### [Written exercise]
Look through the material and copy each line holding "image".

### [Record excerpts]
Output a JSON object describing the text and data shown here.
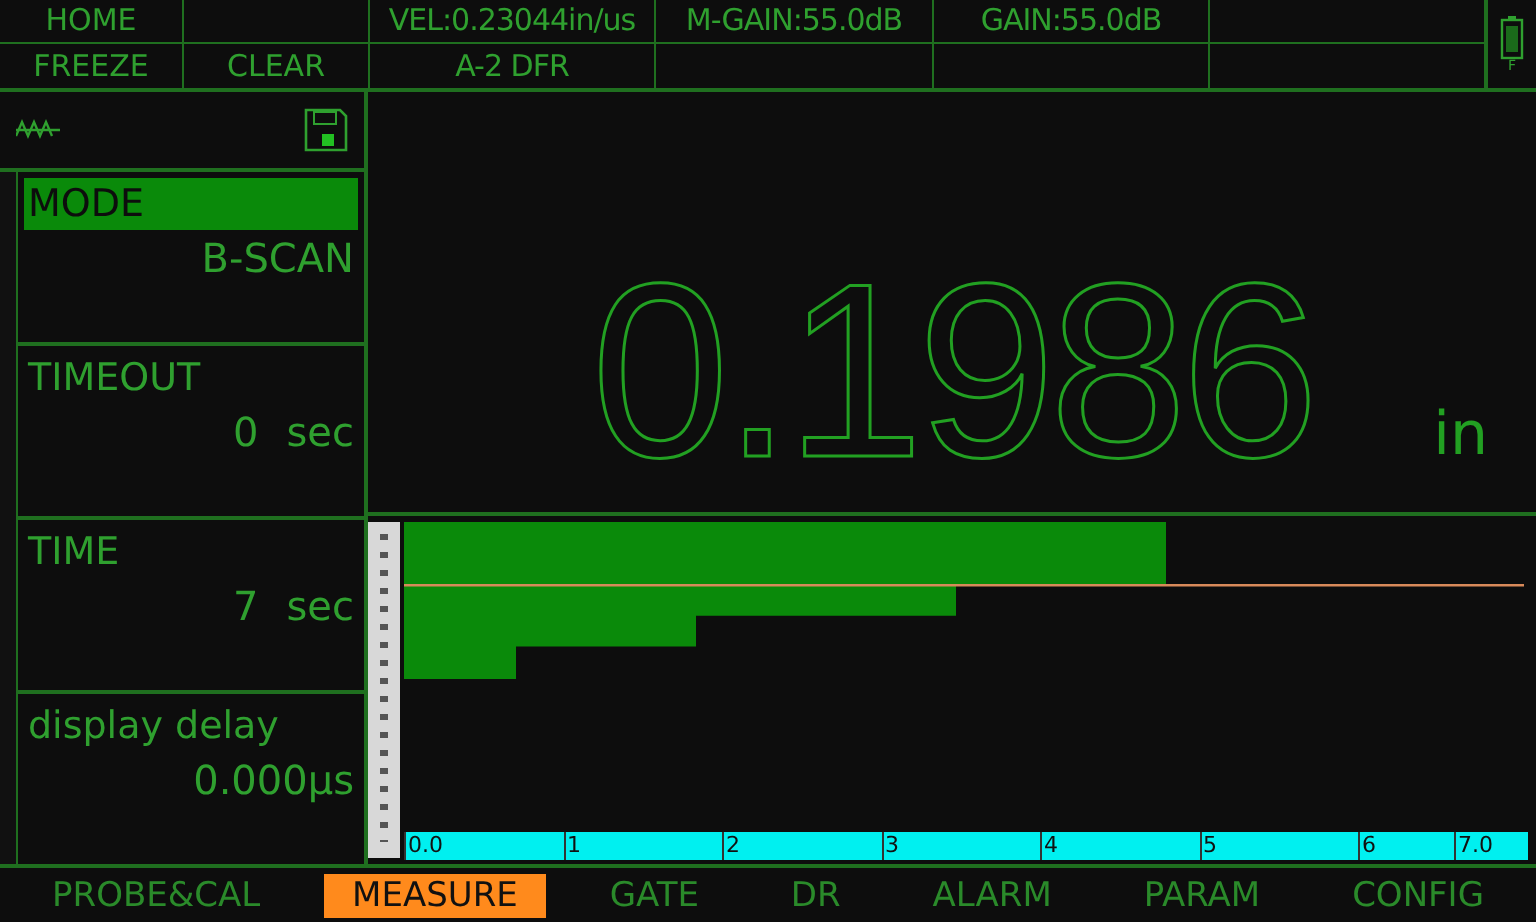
{
  "header": {
    "rows": [
      [
        {
          "label": "HOME"
        },
        {},
        {
          "label": "VEL:0.23044in/us"
        },
        {
          "label": "M-GAIN:55.0dB"
        },
        {
          "label": "GAIN:55.0dB"
        },
        {}
      ],
      [
        {
          "label": "FREEZE"
        },
        {
          "label": "CLEAR"
        },
        {
          "label": "A-2 DFR"
        },
        {},
        {},
        {}
      ]
    ],
    "battery_label": "F"
  },
  "menu": [
    {
      "title": "MODE",
      "value": "B-SCAN",
      "selected": true
    },
    {
      "title": "TIMEOUT",
      "value": "0",
      "unit": "sec",
      "selected": false
    },
    {
      "title": "TIME",
      "value": "7",
      "unit": "sec",
      "selected": false
    },
    {
      "title": "display delay",
      "value": "0.000µs",
      "selected": false
    }
  ],
  "reading": {
    "value": "0.1986",
    "unit": "in"
  },
  "bscan": {
    "axis_labels": [
      "0.0",
      "1",
      "2",
      "3",
      "4",
      "5",
      "6",
      "7.0"
    ]
  },
  "tabs": [
    {
      "label": "PROBE&CAL",
      "selected": false
    },
    {
      "label": "MEASURE",
      "selected": true
    },
    {
      "label": "GATE",
      "selected": false
    },
    {
      "label": "DR",
      "selected": false
    },
    {
      "label": "ALARM",
      "selected": false
    },
    {
      "label": "PARAM",
      "selected": false
    },
    {
      "label": "CONFIG",
      "selected": false
    }
  ]
}
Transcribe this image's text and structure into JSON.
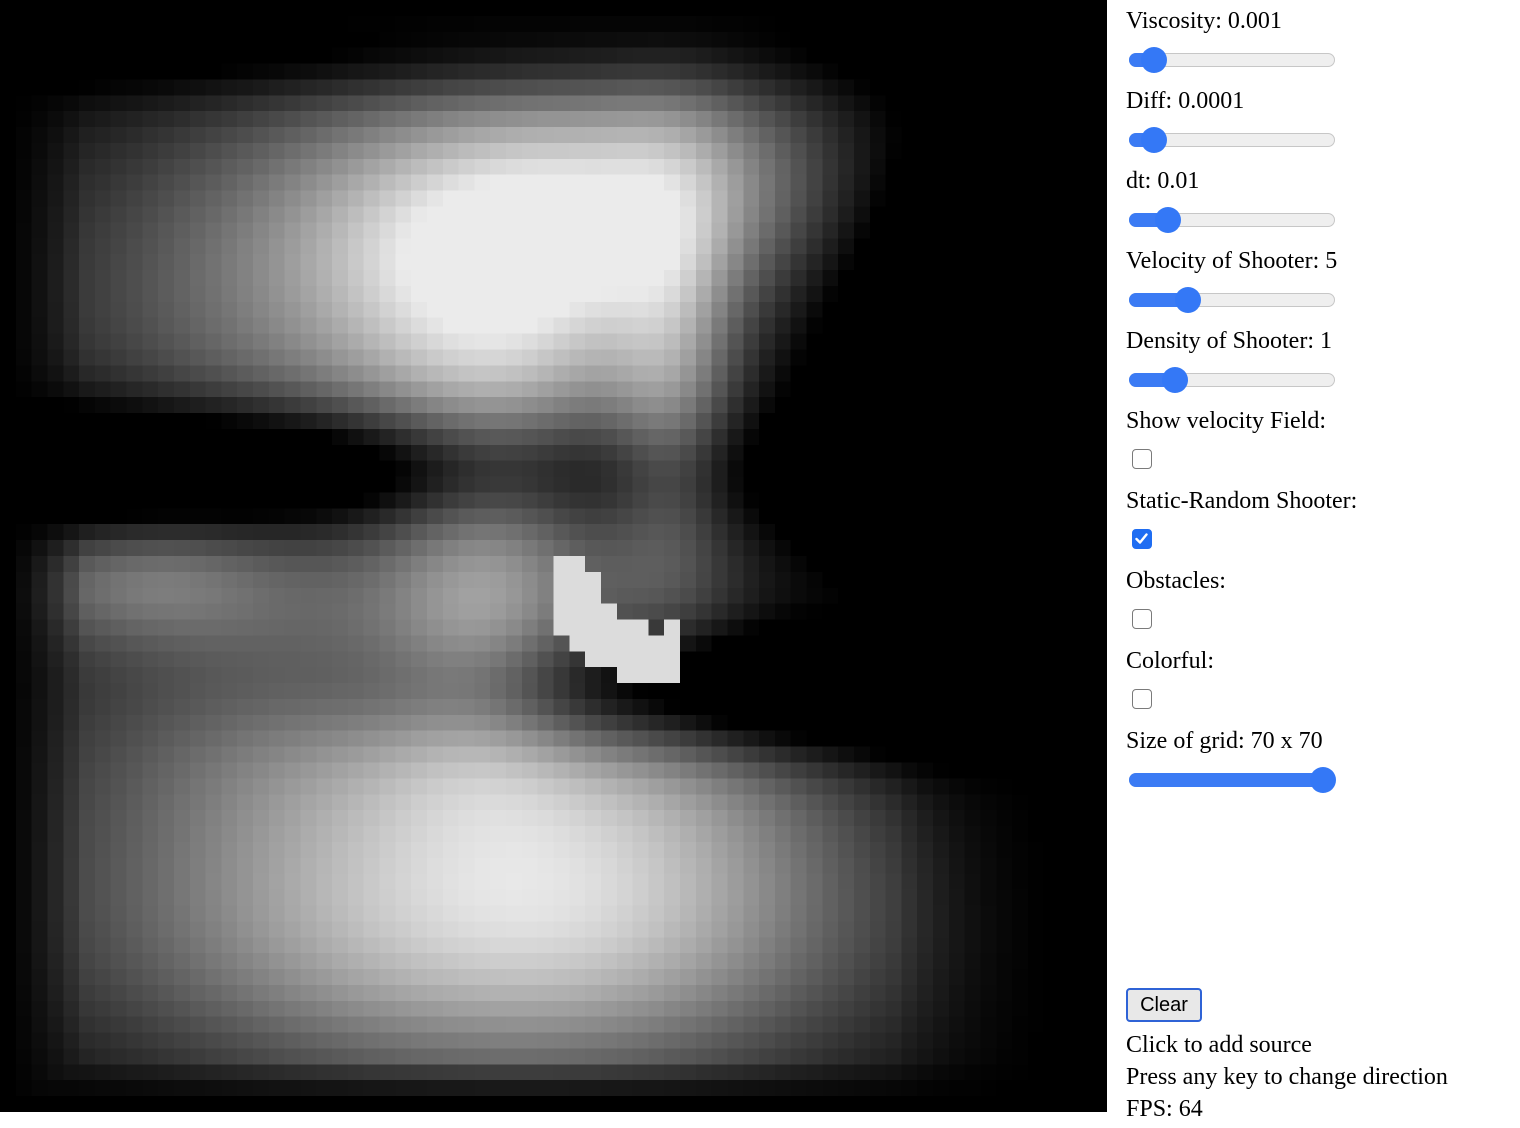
{
  "sliders": [
    {
      "label": "Viscosity: 0.001",
      "value_fraction": 0.06
    },
    {
      "label": "Diff: 0.0001",
      "value_fraction": 0.06
    },
    {
      "label": "dt: 0.01",
      "value_fraction": 0.14
    },
    {
      "label": "Velocity of Shooter: 5",
      "value_fraction": 0.25
    },
    {
      "label": "Density of Shooter: 1",
      "value_fraction": 0.18
    }
  ],
  "checkboxes": [
    {
      "label": "Show velocity Field:",
      "checked": false
    },
    {
      "label": "Static-Random Shooter:",
      "checked": true
    },
    {
      "label": "Obstacles:",
      "checked": false
    },
    {
      "label": "Colorful:",
      "checked": false
    }
  ],
  "grid_size": {
    "label": "Size of grid: 70 x 70",
    "value_fraction": 1.0
  },
  "clear_label": "Clear",
  "info": {
    "hint_click": "Click to add source",
    "hint_key": "Press any key to change direction",
    "fps": "FPS: 64"
  },
  "colors": {
    "accent": "#3478f6",
    "slider_track": "#efefef"
  },
  "grid_resolution": 70
}
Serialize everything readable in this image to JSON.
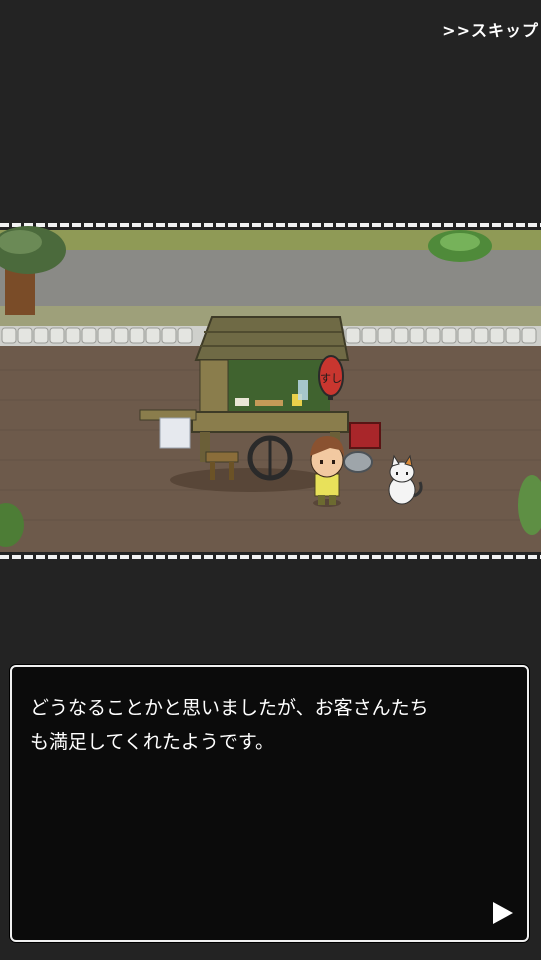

### [Exercise response]
Transcribe this image's text and structure into JSON.
Serialize everything readable in this image to JSON.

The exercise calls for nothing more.